◆ 設問一覧 ◆
#1 原文抜粋の「減価償却費は、いわば内部計算」から「含まれることとされています。」までを、「含まれることとされています。」も含めてそのまま書き写してください。
#2 原文抜粋で根拠として示されている法令・通達の条項をすべて挙げてください。
#3 原文抜粋によると、各事業年度の所得の金額の計算上、減価償却費として損金の額に算入される金額はどのような金額とされていますか。

◆ 原文抜粋 ◆
****************
減価償却費は、いわば内部計算によって計上されるものであるため、各事業年度の所得の金額の計算上損金の額に算入される金額は、償却費として損金経理をした金額のうち償却限度額に達するまでの金額とされています(法法31➀)。

このため、これを極めて形式的に考えると「償却費」以外の科目名を用いた場合には、減価償却が認められないということになります。

しかしながら、これでは実務的でないことから、法人税基本通達7-5-1の⑴~⑺に該当するものについては、「償却費」以外の科目名を用いていなくても、その性質や金額から償却費として損金経理したものに含まれることとされています。

このうちの1つに「令第54条第1項《減価償却資産の取得価額》の規定により減価償却資産の取得価額に算入すべき付随費用の額のうち原価外処理をした金額」(同通達⑴)があるのですが、ここでいう「原価外処理」とは何を指しているのか疑問が生じるのではないかと思います。
****************
◆ 提示データ ◆

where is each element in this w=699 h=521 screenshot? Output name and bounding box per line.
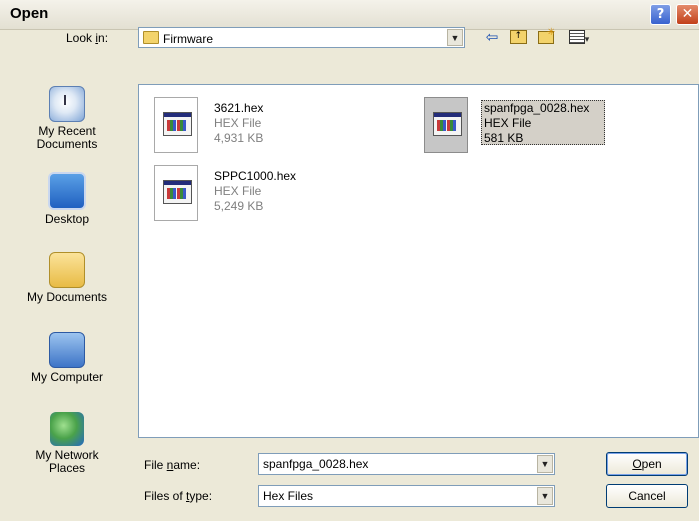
****************
◆ 設問別解答 ◆
#1
減価償却費は、いわば内部計算によって計上されるものであるため、各事業年度の所得の金額の計算上損金の額に算入される金額は、償却費として損金経理をした金額のうち償却限度額に達するまでの金額とされています(法法31➀)。

このため、これを極めて形式的に考えると「償却費」以外の科目名を用いた場合には、減価償却が認められないということになります。

しかしながら、これでは実務的でないことから、法人税基本通達7-5-1の⑴~⑺に該当するものについては、「償却費」以外の科目名を用いていなくても、その性質や金額から償却費として損金経理したものに含まれることとされています。

#2 法法31➀、法人税基本通達7-5-1、令第54条第1項

#3 償却費として損金経理をした金額のうち、償却限度額に達するまでの金額です。